### What you are asked to do
Each entry below should be echoed exactly, with pictures omitted.

Dataset items:
##########

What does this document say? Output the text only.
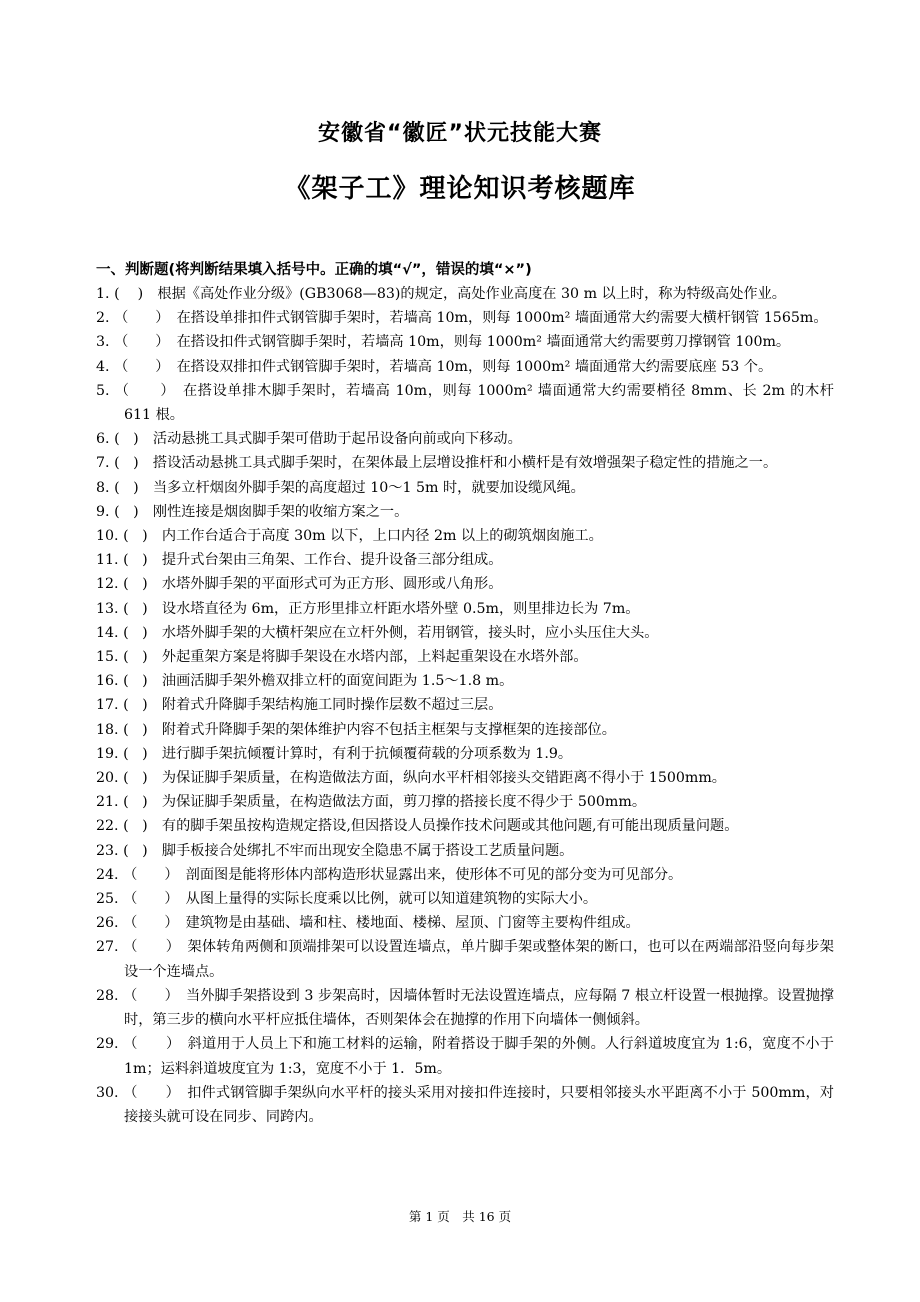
安徽省“徽匠”状元技能大赛
《架子工》理论知识考核题库
一、判断题(将判断结果填入括号中。正确的填“√”，错误的填“×”)
1. (    )　 根据《高处作业分级》(GB3068—83)的规定，高处作业高度在 30 m 以上时，称为特级高处作业。
2. （      ）　 在搭设单排扣件式钢管脚手架时，若墙高 10m，则每 1000m² 墙面通常大约需要大横杆钢管 1565m。
3. （      ）　 在搭设扣件式钢管脚手架时，若墙高 10m，则每 1000m² 墙面通常大约需要剪刀撑钢管 100m。
4. （      ）　 在搭设双排扣件式钢管脚手架时，若墙高 10m，则每 1000m² 墙面通常大约需要底座 53 个。
5. （      ）　 在搭设单排木脚手架时，若墙高 10m，则每 1000m² 墙面通常大约需要梢径 8mm、长 2m 的木杆 611 根。
6. (   )　 活动悬挑工具式脚手架可借助于起吊设备向前或向下移动。
7. (   )　 搭设活动悬挑工具式脚手架时，在架体最上层增设推杆和小横杆是有效增强架子稳定性的措施之一。
8. (   )　 当多立杆烟囱外脚手架的高度超过 10～1 5m 时，就要加设缆风绳。
9. (   )　 刚性连接是烟囱脚手架的收缩方案之一。
10. (   )　 内工作台适合于高度 30m 以下，上口内径 2m 以上的砌筑烟囱施工。
11. (   )　 提升式台架由三角架、工作台、提升设备三部分组成。
12. (   )　 水塔外脚手架的平面形式可为正方形、圆形或八角形。
13. (   )　 设水塔直径为 6m，正方形里排立杆距水塔外壁 0.5m，则里排边长为 7m。
14. (   )　 水塔外脚手架的大横杆架应在立杆外侧，若用钢管，接头时，应小头压住大头。
15. (   )　 外起重架方案是将脚手架设在水塔内部，上料起重架设在水塔外部。
16. (   )　 油画活脚手架外檐双排立杆的面宽间距为 1.5～1.8 m。
17. (   )　 附着式升降脚手架结构施工同时操作层数不超过三层。
18. (   )　 附着式升降脚手架的架体维护内容不包括主框架与支撑框架的连接部位。
19. (   )　 进行脚手架抗倾覆计算时，有利于抗倾覆荷载的分项系数为 1.9。
20. (   )　 为保证脚手架质量，在构造做法方面，纵向水平杆相邻接头交错距离不得小于 1500mm。
21. (   )　 为保证脚手架质量，在构造做法方面，剪刀撑的搭接长度不得少于 500mm。
22. (   )　 有的脚手架虽按构造规定搭设,但因搭设人员操作技术问题或其他问题,有可能出现质量问题。
23. (   )　 脚手板接合处绑扎不牢而出现安全隐患不属于搭设工艺质量问题。
24. （      ）　 剖面图是能将形体内部构造形状显露出来，使形体不可见的部分变为可见部分。
25. （      ）　 从图上量得的实际长度乘以比例，就可以知道建筑物的实际大小。
26. （      ）　 建筑物是由基础、墙和柱、楼地面、楼梯、屋顶、门窗等主要构件组成。
27. （      ）　 架体转角两侧和顶端排架可以设置连墙点，单片脚手架或整体架的断口，也可以在两端部沿竖向每步架设一个连墙点。
28. （      ）　 当外脚手架搭设到 3 步架高时，因墙体暂时无法设置连墙点，应每隔 7 根立杆设置一根抛撑。设置抛撑时，第三步的横向水平杆应抵住墙体，否则架体会在抛撑的作用下向墙体一侧倾斜。
29. （      ）　 斜道用于人员上下和施工材料的运输，附着搭设于脚手架的外侧。人行斜道坡度宜为 1:6，宽度不小于 1m；运料斜道坡度宜为 1:3，宽度不小于 1．5m。
30. （      ）　 扣件式钢管脚手架纵向水平杆的接头采用对接扣件连接时，只要相邻接头水平距离不小于 500mm，对接接头就可设在同步、同跨内。
第 1 页　共 16 页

##########

### Result of the task
What does this document say? Output the text only.
安徽省“徽匠”状元技能大赛
《架子工》理论知识考核题库
一、判断题(将判断结果填入括号中。正确的填“√”，错误的填“×”)
1. (    )　 根据《高处作业分级》(GB3068—83)的规定，高处作业高度在 30 m 以上时，称为特级高处作业。
2. （      ）　 在搭设单排扣件式钢管脚手架时，若墙高 10m，则每 1000m² 墙面通常大约需要大横杆钢管 1565m。
3. （      ）　 在搭设扣件式钢管脚手架时，若墙高 10m，则每 1000m² 墙面通常大约需要剪刀撑钢管 100m。
4. （      ）　 在搭设双排扣件式钢管脚手架时，若墙高 10m，则每 1000m² 墙面通常大约需要底座 53 个。
5. （      ）　 在搭设单排木脚手架时，若墙高 10m，则每 1000m² 墙面通常大约需要梢径 8mm、长 2m 的木杆 611 根。
6. (   )　 活动悬挑工具式脚手架可借助于起吊设备向前或向下移动。
7. (   )　 搭设活动悬挑工具式脚手架时，在架体最上层增设推杆和小横杆是有效增强架子稳定性的措施之一。
8. (   )　 当多立杆烟囱外脚手架的高度超过 10～1 5m 时，就要加设缆风绳。
9. (   )　 刚性连接是烟囱脚手架的收缩方案之一。
10. (   )　 内工作台适合于高度 30m 以下，上口内径 2m 以上的砌筑烟囱施工。
11. (   )　 提升式台架由三角架、工作台、提升设备三部分组成。
12. (   )　 水塔外脚手架的平面形式可为正方形、圆形或八角形。
13. (   )　 设水塔直径为 6m，正方形里排立杆距水塔外壁 0.5m，则里排边长为 7m。
14. (   )　 水塔外脚手架的大横杆架应在立杆外侧，若用钢管，接头时，应小头压住大头。
15. (   )　 外起重架方案是将脚手架设在水塔内部，上料起重架设在水塔外部。
16. (   )　 油画活脚手架外檐双排立杆的面宽间距为 1.5～1.8 m。
17. (   )　 附着式升降脚手架结构施工同时操作层数不超过三层。
18. (   )　 附着式升降脚手架的架体维护内容不包括主框架与支撑框架的连接部位。
19. (   )　 进行脚手架抗倾覆计算时，有利于抗倾覆荷载的分项系数为 1.9。
20. (   )　 为保证脚手架质量，在构造做法方面，纵向水平杆相邻接头交错距离不得小于 1500mm。
21. (   )　 为保证脚手架质量，在构造做法方面，剪刀撑的搭接长度不得少于 500mm。
22. (   )　 有的脚手架虽按构造规定搭设,但因搭设人员操作技术问题或其他问题,有可能出现质量问题。
23. (   )　 脚手板接合处绑扎不牢而出现安全隐患不属于搭设工艺质量问题。
24. （      ）　 剖面图是能将形体内部构造形状显露出来，使形体不可见的部分变为可见部分。
25. （      ）　 从图上量得的实际长度乘以比例，就可以知道建筑物的实际大小。
26. （      ）　 建筑物是由基础、墙和柱、楼地面、楼梯、屋顶、门窗等主要构件组成。
27. （      ）　 架体转角两侧和顶端排架可以设置连墙点，单片脚手架或整体架的断口，也可以在两端部沿竖向每步架设一个连墙点。
28. （      ）　 当外脚手架搭设到 3 步架高时，因墙体暂时无法设置连墙点，应每隔 7 根立杆设置一根抛撑。设置抛撑时，第三步的横向水平杆应抵住墙体，否则架体会在抛撑的作用下向墙体一侧倾斜。
29. （      ）　 斜道用于人员上下和施工材料的运输，附着搭设于脚手架的外侧。人行斜道坡度宜为 1:6，宽度不小于 1m；运料斜道坡度宜为 1:3，宽度不小于 1．5m。
30. （      ）　 扣件式钢管脚手架纵向水平杆的接头采用对接扣件连接时，只要相邻接头水平距离不小于 500mm，对接接头就可设在同步、同跨内。
第 1 页　共 16 页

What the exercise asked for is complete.